» **Instructions to follow**: Look through the listing for the word "subtitle". Copy each line that has it.

» **Stored records**:
=====
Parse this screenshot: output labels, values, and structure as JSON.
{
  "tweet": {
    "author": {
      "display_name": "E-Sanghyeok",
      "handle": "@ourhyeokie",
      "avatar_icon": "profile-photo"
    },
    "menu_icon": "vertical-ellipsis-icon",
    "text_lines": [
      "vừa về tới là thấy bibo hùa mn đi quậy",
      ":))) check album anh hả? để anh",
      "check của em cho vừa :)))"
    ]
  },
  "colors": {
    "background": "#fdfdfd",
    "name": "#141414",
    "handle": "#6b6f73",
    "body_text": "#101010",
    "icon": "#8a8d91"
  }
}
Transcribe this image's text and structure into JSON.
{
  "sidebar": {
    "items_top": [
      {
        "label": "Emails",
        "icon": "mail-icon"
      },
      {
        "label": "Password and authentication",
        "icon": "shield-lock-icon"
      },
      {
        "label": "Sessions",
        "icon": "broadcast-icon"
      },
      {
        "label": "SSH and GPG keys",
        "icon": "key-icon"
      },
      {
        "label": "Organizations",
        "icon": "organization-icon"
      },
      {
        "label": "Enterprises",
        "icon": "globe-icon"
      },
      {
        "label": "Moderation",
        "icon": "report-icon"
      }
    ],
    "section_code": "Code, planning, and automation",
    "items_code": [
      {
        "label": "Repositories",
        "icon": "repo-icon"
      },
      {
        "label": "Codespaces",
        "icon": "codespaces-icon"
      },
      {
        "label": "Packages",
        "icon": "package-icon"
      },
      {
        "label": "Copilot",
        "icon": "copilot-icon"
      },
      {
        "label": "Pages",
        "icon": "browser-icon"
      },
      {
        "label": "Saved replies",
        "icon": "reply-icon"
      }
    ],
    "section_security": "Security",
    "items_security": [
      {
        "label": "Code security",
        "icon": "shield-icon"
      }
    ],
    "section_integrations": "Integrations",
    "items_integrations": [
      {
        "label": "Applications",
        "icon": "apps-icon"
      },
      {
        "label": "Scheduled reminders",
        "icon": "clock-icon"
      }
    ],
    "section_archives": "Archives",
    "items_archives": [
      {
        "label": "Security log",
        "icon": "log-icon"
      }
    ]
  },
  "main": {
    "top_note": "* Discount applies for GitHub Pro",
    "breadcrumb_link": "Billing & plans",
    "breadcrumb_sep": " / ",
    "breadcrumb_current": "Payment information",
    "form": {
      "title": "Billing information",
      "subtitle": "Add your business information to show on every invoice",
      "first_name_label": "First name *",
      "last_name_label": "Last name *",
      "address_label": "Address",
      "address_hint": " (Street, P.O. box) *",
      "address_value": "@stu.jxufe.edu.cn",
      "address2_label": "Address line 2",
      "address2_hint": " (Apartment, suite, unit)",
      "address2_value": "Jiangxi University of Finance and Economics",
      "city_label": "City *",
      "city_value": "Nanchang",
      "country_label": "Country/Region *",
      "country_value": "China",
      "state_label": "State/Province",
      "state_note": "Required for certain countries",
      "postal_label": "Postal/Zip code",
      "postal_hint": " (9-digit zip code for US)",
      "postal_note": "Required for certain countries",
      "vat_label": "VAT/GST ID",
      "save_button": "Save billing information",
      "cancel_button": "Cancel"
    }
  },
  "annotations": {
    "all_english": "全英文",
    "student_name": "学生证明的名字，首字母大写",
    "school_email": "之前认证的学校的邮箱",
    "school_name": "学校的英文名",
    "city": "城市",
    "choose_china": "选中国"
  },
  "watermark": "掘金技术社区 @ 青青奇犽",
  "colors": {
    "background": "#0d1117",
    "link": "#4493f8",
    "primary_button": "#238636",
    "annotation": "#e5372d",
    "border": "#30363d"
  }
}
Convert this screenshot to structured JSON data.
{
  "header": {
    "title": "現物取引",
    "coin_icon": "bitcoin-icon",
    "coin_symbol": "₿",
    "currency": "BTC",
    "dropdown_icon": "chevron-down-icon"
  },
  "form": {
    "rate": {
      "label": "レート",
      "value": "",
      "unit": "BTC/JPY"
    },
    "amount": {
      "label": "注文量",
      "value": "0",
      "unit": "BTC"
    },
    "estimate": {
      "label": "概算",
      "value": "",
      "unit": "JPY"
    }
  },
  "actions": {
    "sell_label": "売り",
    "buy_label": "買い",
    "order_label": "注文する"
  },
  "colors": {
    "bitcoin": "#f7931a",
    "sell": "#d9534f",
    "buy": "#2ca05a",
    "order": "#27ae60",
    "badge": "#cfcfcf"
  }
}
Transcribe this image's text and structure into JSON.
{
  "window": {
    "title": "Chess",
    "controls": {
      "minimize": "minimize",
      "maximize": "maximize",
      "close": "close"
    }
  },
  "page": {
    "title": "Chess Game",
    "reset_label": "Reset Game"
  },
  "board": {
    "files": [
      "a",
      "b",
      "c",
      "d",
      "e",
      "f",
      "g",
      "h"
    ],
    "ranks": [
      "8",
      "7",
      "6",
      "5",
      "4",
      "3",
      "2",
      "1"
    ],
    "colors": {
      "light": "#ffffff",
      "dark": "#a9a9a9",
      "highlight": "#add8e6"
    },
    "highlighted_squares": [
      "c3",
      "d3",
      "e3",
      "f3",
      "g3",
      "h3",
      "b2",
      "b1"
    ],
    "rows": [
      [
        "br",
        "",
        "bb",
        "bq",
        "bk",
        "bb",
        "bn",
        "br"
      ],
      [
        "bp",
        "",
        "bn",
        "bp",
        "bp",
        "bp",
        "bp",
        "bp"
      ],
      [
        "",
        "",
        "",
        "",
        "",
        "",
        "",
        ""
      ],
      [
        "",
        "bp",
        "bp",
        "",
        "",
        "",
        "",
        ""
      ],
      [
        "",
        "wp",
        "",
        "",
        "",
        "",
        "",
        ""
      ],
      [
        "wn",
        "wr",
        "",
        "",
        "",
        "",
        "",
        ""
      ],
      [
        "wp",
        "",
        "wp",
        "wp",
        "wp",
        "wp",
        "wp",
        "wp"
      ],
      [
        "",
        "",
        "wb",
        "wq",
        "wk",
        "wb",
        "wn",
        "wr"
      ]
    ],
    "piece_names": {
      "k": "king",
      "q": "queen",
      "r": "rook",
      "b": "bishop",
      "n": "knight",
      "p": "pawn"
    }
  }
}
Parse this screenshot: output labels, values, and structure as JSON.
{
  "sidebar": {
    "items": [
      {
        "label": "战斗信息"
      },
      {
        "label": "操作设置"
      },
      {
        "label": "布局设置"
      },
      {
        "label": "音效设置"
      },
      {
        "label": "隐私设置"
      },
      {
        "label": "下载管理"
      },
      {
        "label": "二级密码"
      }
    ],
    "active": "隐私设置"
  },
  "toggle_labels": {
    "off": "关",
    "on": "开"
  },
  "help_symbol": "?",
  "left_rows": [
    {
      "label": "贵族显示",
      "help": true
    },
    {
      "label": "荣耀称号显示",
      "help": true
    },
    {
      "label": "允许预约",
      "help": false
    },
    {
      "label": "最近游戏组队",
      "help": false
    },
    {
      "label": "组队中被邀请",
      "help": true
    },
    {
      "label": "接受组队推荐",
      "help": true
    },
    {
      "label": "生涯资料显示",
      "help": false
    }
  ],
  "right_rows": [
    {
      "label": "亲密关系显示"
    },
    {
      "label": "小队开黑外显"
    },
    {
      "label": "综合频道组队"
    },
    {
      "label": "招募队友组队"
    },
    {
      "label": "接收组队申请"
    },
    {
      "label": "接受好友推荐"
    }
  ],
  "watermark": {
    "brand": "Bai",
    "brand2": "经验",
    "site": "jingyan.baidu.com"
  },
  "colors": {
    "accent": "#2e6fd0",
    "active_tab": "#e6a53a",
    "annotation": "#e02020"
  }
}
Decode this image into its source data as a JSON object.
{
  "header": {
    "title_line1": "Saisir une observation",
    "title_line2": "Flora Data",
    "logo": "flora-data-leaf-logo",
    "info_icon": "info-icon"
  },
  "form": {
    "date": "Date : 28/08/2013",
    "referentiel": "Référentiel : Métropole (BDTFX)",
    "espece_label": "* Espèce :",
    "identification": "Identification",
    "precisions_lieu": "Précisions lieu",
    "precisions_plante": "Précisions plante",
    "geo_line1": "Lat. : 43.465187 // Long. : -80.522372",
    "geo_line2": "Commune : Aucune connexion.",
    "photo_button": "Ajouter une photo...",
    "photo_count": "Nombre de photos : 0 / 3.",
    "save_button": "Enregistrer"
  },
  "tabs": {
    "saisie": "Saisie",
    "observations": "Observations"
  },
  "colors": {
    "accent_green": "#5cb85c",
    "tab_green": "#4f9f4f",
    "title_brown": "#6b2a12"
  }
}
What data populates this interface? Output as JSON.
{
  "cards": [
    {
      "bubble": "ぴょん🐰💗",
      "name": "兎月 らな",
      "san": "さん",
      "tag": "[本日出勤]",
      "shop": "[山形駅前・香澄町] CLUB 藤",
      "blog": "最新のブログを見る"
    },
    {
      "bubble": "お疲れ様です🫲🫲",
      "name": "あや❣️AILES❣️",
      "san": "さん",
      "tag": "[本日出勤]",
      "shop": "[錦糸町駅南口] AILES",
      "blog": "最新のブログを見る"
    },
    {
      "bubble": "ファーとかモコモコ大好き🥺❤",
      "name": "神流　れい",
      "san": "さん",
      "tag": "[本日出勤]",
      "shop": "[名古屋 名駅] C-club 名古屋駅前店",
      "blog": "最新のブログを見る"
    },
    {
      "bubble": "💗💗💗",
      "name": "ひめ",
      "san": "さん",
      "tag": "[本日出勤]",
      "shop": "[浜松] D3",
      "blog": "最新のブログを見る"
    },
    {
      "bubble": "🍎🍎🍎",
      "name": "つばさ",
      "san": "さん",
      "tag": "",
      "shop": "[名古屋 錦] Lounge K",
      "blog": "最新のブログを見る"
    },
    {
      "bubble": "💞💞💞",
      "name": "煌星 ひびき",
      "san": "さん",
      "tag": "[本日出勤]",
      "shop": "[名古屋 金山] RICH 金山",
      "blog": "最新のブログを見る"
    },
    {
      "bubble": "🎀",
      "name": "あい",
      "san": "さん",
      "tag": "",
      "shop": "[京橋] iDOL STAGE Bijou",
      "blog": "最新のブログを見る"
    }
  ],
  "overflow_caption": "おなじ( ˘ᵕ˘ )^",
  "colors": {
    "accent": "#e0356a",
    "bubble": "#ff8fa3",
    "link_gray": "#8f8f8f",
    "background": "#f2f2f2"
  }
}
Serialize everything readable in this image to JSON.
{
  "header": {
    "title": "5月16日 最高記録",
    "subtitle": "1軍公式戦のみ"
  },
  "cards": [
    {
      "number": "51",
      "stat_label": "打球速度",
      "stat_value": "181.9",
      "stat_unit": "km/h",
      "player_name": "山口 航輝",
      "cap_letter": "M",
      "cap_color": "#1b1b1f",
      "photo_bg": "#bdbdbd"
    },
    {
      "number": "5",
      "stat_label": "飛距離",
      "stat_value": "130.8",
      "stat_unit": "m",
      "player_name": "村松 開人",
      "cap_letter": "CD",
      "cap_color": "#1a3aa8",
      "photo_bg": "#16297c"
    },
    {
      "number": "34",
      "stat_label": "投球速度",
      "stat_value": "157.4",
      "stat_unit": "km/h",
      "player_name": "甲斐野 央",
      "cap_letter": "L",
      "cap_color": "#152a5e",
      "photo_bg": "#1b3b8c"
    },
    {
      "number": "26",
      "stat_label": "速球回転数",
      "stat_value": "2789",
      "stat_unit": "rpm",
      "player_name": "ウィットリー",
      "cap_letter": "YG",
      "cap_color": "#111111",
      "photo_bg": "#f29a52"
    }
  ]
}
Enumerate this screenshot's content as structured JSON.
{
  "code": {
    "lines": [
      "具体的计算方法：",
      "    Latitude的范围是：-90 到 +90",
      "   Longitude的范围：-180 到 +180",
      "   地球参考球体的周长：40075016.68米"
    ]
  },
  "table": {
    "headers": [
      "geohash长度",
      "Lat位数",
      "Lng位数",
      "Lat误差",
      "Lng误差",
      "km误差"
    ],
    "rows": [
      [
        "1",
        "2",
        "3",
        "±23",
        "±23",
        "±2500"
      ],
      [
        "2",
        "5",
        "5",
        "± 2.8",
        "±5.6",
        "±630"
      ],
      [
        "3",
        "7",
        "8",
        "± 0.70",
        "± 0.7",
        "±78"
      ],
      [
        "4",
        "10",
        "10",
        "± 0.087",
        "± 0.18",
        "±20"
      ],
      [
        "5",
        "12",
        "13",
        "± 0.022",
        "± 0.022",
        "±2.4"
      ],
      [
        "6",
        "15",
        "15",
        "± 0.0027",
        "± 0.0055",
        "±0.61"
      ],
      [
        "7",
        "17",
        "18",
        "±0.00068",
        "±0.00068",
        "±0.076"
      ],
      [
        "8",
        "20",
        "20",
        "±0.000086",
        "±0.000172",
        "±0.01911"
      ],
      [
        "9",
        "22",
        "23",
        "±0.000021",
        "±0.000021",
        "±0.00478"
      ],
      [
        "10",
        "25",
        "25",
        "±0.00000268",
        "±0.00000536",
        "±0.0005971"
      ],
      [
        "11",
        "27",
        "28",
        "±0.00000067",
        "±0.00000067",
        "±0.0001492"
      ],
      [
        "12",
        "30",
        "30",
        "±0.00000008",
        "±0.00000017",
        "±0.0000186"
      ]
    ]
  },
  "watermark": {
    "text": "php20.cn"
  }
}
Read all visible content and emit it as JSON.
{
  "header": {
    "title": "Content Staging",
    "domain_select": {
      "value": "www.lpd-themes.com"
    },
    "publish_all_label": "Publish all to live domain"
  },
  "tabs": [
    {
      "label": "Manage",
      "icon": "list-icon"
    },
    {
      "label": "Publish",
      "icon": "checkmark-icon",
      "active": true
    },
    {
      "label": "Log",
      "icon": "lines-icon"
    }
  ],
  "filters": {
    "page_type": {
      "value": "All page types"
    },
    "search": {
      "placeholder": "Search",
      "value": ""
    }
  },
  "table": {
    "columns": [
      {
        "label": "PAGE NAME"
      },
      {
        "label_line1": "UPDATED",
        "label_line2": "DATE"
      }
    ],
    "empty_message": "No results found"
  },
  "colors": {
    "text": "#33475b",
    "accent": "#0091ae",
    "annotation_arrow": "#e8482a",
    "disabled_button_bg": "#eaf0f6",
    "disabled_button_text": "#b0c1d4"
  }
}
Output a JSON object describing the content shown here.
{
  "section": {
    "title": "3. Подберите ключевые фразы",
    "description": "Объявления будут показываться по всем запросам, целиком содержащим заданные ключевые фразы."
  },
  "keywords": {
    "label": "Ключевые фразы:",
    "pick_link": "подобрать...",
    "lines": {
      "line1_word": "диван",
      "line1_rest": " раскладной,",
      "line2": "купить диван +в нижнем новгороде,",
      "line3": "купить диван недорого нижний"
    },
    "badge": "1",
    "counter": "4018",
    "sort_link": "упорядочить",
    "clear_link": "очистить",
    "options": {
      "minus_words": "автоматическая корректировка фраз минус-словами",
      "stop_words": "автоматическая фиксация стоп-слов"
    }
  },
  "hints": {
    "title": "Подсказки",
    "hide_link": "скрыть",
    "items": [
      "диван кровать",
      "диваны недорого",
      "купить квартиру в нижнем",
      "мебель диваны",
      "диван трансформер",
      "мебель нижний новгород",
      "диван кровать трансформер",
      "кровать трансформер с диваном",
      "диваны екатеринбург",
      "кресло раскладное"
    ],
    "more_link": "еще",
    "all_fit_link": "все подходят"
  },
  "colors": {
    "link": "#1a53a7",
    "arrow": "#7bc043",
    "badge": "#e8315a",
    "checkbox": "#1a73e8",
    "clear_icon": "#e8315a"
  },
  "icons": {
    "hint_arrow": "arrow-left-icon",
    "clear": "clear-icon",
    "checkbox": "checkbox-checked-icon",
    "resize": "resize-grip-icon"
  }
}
=====
» **Final result**:
      "subtitle": "Add your business information to show on every invoice",
    "subtitle": "1軍公式戦のみ"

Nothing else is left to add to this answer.